---- INPUT ROWS
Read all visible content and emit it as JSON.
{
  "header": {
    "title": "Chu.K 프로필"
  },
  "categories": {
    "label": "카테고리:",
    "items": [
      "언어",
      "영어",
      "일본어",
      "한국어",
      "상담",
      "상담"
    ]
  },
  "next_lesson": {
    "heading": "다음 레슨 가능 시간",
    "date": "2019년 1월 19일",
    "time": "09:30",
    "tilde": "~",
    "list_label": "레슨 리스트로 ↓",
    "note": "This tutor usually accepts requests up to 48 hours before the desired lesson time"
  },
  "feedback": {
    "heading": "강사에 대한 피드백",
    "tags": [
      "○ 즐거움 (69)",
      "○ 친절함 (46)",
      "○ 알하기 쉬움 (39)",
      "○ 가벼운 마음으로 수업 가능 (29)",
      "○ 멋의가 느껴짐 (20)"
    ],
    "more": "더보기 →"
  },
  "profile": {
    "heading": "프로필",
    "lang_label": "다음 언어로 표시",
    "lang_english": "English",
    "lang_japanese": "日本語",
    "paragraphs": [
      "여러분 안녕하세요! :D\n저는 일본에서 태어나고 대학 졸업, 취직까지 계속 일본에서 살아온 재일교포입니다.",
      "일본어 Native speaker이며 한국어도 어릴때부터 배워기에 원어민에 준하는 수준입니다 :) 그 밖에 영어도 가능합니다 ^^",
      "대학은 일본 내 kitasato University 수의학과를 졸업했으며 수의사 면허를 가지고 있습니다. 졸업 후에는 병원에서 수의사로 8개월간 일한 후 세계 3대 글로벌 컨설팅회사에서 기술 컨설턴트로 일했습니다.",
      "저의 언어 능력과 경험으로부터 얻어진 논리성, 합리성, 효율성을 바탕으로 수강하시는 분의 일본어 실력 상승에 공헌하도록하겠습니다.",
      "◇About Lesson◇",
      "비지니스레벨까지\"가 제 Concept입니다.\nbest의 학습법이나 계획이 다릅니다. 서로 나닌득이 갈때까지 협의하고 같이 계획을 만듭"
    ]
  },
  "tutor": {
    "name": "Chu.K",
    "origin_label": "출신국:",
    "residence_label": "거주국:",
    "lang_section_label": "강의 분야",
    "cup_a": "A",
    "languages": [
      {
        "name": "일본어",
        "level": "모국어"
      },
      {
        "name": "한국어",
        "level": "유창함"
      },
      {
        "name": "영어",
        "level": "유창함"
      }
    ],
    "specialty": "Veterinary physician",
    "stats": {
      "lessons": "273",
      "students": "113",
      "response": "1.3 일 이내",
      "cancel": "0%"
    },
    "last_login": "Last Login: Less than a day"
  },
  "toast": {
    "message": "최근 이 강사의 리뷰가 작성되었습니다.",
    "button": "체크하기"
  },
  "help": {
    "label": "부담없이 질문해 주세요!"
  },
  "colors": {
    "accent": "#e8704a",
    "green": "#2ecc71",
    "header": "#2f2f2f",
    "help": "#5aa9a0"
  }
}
--------
_WHAT YOU SHOULD DO_:
Reproduce the material verbatim, line by line.

_OUTPUT FOR THIS TASK_:
Read all visible content and emit it as JSON.
{
  "header": {
    "title": "Chu.K 프로필"
  },
  "categories": {
    "label": "카테고리:",
    "items": [
      "언어",
      "영어",
      "일본어",
      "한국어",
      "상담",
      "상담"
    ]
  },
  "next_lesson": {
    "heading": "다음 레슨 가능 시간",
    "date": "2019년 1월 19일",
    "time": "09:30",
    "tilde": "~",
    "list_label": "레슨 리스트로 ↓",
    "note": "This tutor usually accepts requests up to 48 hours before the desired lesson time"
  },
  "feedback": {
    "heading": "강사에 대한 피드백",
    "tags": [
      "○ 즐거움 (69)",
      "○ 친절함 (46)",
      "○ 알하기 쉬움 (39)",
      "○ 가벼운 마음으로 수업 가능 (29)",
      "○ 멋의가 느껴짐 (20)"
    ],
    "more": "더보기 →"
  },
  "profile": {
    "heading": "프로필",
    "lang_label": "다음 언어로 표시",
    "lang_english": "English",
    "lang_japanese": "日本語",
    "paragraphs": [
      "여러분 안녕하세요! :D\n저는 일본에서 태어나고 대학 졸업, 취직까지 계속 일본에서 살아온 재일교포입니다.",
      "일본어 Native speaker이며 한국어도 어릴때부터 배워기에 원어민에 준하는 수준입니다 :) 그 밖에 영어도 가능합니다 ^^",
      "대학은 일본 내 kitasato University 수의학과를 졸업했으며 수의사 면허를 가지고 있습니다. 졸업 후에는 병원에서 수의사로 8개월간 일한 후 세계 3대 글로벌 컨설팅회사에서 기술 컨설턴트로 일했습니다.",
      "저의 언어 능력과 경험으로부터 얻어진 논리성, 합리성, 효율성을 바탕으로 수강하시는 분의 일본어 실력 상승에 공헌하도록하겠습니다.",
      "◇About Lesson◇",
      "비지니스레벨까지\"가 제 Concept입니다.\nbest의 학습법이나 계획이 다릅니다. 서로 나닌득이 갈때까지 협의하고 같이 계획을 만듭"
    ]
  },
  "tutor": {
    "name": "Chu.K",
    "origin_label": "출신국:",
    "residence_label": "거주국:",
    "lang_section_label": "강의 분야",
    "cup_a": "A",
    "languages": [
      {
        "name": "일본어",
        "level": "모국어"
      },
      {
        "name": "한국어",
        "level": "유창함"
      },
      {
        "name": "영어",
        "level": "유창함"
      }
    ],
    "specialty": "Veterinary physician",
    "stats": {
      "lessons": "273",
      "students": "113",
      "response": "1.3 일 이내",
      "cancel": "0%"
    },
    "last_login": "Last Login: Less than a day"
  },
  "toast": {
    "message": "최근 이 강사의 리뷰가 작성되었습니다.",
    "button": "체크하기"
  },
  "help": {
    "label": "부담없이 질문해 주세요!"
  },
  "colors": {
    "accent": "#e8704a",
    "green": "#2ecc71",
    "header": "#2f2f2f",
    "help": "#5aa9a0"
  }
}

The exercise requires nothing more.